━━ Provided records ━━
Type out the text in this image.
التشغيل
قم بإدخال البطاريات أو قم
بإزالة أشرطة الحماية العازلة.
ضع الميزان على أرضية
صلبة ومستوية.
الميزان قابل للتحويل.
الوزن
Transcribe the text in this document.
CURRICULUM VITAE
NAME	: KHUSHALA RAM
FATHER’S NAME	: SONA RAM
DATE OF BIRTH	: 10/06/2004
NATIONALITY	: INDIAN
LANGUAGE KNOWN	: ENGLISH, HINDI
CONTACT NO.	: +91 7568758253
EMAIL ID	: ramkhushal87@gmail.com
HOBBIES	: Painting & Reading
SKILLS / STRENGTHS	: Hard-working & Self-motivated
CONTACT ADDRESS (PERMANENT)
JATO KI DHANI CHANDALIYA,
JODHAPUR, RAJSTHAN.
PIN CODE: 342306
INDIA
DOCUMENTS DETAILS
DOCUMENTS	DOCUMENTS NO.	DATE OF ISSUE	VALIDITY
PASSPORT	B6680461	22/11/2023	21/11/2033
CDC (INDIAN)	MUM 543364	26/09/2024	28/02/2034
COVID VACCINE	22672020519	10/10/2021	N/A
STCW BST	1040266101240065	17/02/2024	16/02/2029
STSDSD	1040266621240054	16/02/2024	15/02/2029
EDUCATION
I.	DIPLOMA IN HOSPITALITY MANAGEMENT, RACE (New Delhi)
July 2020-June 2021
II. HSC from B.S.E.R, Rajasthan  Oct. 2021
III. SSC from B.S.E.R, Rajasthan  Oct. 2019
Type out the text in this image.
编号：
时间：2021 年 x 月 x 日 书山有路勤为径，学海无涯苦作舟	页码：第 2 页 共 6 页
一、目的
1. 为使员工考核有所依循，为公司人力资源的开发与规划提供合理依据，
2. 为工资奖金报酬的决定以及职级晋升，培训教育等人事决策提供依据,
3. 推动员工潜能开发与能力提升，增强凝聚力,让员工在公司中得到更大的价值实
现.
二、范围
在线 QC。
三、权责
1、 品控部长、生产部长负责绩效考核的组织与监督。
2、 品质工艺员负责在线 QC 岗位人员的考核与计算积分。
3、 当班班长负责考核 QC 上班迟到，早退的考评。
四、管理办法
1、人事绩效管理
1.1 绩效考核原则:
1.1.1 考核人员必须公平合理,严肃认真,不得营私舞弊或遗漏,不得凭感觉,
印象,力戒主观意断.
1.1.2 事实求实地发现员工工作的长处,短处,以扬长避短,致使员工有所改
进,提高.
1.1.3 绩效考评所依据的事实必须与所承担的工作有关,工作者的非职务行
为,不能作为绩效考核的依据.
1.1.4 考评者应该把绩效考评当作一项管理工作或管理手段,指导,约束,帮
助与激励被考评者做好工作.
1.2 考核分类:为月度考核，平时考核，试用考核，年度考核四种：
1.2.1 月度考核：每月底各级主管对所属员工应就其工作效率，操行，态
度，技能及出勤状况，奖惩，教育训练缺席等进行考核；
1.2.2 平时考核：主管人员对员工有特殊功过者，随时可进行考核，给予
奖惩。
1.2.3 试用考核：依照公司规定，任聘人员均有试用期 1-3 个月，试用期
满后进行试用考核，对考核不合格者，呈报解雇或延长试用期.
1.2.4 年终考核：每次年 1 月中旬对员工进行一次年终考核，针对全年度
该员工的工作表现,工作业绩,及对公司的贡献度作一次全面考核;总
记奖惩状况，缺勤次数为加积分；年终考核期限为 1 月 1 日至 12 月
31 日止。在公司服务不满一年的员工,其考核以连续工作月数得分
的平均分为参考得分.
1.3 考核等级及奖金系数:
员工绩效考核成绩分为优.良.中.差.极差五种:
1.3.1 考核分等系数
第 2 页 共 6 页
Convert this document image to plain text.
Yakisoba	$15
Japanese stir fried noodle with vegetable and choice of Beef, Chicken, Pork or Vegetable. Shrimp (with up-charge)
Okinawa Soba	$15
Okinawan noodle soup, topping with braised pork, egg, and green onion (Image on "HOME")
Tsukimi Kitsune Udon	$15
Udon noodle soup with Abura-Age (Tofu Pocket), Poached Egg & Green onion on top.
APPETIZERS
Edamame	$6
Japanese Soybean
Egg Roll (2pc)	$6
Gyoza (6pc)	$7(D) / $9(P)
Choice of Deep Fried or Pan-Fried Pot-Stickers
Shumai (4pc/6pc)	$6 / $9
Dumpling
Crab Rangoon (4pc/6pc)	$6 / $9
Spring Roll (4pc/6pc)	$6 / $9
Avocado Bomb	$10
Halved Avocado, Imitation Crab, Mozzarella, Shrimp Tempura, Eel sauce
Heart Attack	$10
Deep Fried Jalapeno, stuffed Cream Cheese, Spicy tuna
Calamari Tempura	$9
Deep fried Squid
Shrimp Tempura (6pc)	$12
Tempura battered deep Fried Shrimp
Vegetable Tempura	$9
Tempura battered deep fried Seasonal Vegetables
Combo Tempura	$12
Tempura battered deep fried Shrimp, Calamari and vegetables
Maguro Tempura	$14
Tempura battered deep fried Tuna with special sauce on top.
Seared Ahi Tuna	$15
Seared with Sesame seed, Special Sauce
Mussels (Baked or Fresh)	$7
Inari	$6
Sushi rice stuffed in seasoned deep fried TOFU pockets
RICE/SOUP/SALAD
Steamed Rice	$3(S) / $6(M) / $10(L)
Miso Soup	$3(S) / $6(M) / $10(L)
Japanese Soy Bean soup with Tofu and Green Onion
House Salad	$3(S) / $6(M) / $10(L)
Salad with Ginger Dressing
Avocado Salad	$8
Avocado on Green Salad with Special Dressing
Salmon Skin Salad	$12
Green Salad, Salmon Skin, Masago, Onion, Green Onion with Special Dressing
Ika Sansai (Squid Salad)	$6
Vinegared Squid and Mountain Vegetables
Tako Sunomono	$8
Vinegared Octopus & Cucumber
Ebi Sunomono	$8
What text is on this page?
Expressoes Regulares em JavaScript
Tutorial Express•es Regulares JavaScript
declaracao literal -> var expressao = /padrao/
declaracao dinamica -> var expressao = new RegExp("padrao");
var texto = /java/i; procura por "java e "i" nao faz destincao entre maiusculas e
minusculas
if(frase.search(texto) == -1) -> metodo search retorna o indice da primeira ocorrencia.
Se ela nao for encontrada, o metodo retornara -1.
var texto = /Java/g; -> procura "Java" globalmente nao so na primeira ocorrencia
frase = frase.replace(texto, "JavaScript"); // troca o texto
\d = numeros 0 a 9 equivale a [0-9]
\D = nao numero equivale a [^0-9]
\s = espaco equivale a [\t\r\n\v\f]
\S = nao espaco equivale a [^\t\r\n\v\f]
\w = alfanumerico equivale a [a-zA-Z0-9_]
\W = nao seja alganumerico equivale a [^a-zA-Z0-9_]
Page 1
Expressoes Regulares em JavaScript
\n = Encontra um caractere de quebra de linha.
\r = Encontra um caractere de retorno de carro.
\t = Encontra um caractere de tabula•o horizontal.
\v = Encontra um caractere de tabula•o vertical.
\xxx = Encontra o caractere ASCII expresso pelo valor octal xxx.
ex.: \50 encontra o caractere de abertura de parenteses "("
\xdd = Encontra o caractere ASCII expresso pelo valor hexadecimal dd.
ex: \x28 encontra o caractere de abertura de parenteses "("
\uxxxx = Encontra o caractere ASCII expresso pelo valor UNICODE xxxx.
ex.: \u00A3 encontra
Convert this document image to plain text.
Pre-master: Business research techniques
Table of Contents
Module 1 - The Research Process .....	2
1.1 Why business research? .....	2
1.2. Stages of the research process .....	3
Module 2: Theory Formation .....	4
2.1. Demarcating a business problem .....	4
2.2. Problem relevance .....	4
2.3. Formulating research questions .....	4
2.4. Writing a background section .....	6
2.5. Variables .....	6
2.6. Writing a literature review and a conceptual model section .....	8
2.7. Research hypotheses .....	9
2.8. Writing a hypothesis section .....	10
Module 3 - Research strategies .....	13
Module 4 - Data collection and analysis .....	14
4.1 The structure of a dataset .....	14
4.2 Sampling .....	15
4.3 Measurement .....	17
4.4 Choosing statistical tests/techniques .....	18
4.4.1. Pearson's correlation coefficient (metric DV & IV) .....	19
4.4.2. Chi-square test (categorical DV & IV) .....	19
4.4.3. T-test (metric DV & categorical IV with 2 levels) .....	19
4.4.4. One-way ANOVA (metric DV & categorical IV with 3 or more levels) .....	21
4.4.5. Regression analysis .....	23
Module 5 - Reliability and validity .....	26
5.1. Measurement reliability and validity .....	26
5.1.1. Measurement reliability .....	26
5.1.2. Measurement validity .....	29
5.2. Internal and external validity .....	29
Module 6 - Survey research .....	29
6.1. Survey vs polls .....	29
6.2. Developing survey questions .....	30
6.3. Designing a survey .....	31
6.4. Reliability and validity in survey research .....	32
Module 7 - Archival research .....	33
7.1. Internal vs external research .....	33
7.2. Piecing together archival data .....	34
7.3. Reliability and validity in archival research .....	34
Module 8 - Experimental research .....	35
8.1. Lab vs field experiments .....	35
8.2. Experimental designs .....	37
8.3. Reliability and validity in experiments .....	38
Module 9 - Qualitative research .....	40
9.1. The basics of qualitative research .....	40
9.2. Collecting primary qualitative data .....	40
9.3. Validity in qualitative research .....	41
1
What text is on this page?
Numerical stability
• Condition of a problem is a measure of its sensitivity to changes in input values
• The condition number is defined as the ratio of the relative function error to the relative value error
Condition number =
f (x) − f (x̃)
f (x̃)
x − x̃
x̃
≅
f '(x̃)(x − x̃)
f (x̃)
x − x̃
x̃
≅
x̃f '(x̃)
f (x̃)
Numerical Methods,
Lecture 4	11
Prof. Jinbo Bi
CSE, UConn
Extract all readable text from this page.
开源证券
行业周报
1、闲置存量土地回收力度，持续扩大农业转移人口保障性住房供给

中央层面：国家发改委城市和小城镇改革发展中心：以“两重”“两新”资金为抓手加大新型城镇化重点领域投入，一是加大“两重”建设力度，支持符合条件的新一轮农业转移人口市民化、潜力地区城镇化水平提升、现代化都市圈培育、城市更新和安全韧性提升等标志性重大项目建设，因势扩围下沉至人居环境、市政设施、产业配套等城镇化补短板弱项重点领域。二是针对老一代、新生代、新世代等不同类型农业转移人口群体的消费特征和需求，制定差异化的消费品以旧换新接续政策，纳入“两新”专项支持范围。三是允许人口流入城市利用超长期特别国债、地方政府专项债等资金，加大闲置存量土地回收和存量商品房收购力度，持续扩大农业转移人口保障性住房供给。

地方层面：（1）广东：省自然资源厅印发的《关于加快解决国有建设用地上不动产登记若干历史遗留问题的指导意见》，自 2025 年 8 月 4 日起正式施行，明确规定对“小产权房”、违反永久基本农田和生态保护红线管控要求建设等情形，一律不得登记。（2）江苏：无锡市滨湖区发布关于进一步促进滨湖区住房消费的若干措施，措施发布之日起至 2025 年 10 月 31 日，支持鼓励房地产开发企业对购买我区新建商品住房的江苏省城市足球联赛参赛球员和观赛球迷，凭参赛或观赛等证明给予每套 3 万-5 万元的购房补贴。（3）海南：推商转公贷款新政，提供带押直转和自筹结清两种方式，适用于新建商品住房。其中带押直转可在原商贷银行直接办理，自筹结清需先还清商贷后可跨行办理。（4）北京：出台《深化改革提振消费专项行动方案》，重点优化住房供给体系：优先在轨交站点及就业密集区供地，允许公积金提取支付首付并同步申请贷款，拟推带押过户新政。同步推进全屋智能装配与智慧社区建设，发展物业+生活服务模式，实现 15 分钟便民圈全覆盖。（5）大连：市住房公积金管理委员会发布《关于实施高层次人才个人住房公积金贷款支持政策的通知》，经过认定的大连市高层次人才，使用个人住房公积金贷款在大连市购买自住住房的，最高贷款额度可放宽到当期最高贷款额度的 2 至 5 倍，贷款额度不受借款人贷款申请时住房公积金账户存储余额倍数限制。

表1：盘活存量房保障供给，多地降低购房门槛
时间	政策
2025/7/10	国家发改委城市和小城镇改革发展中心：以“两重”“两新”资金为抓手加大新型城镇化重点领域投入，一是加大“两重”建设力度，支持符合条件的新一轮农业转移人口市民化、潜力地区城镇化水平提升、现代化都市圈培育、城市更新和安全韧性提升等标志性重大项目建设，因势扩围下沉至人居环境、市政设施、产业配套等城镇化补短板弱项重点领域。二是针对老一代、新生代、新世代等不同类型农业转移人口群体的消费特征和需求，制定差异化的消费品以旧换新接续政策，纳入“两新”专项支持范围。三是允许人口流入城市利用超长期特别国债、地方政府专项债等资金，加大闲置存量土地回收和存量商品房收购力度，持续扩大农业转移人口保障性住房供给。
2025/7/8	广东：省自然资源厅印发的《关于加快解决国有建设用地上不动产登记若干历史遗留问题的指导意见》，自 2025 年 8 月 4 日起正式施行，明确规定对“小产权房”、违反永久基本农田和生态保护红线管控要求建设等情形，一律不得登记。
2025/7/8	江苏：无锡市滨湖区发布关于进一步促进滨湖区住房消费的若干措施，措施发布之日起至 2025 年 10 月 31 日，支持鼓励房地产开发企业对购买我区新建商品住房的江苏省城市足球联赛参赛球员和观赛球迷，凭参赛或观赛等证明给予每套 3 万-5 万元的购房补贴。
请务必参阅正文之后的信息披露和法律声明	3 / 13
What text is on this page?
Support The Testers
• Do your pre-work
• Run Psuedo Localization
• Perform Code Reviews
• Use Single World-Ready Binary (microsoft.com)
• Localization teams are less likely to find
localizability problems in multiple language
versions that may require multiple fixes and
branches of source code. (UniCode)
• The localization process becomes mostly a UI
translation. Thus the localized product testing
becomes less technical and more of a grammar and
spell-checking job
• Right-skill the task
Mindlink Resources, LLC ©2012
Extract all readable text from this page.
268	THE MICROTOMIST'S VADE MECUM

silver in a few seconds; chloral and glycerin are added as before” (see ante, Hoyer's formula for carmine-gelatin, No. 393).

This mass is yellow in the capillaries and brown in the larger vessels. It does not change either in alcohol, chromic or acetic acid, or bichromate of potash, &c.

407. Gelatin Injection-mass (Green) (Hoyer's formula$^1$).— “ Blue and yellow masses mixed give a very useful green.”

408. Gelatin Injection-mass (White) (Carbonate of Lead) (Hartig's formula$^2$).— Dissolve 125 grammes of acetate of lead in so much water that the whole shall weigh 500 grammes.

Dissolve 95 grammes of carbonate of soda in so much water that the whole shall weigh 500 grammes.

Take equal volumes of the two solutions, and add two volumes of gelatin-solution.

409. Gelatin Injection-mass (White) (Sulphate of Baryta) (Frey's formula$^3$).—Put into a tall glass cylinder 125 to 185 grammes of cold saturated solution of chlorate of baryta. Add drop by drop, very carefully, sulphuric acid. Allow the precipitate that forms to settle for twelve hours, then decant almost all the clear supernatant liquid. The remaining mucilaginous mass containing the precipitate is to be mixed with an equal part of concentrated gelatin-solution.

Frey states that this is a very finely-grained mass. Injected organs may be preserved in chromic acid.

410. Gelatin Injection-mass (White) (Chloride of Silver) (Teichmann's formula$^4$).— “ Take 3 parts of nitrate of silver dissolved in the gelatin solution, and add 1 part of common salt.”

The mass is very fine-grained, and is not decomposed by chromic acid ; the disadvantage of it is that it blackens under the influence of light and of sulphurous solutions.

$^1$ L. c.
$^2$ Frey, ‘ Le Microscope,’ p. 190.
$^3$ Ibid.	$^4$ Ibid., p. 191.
━━━
__Task statement__. Look for "Dressing" and pull out every line that has it.

__Solution__.
Salad with Ginger Dressing
Avocado on Green Salad with Special Dressing
Green Salad, Salmon Skin, Masago, Onion, Green Onion with Special Dressing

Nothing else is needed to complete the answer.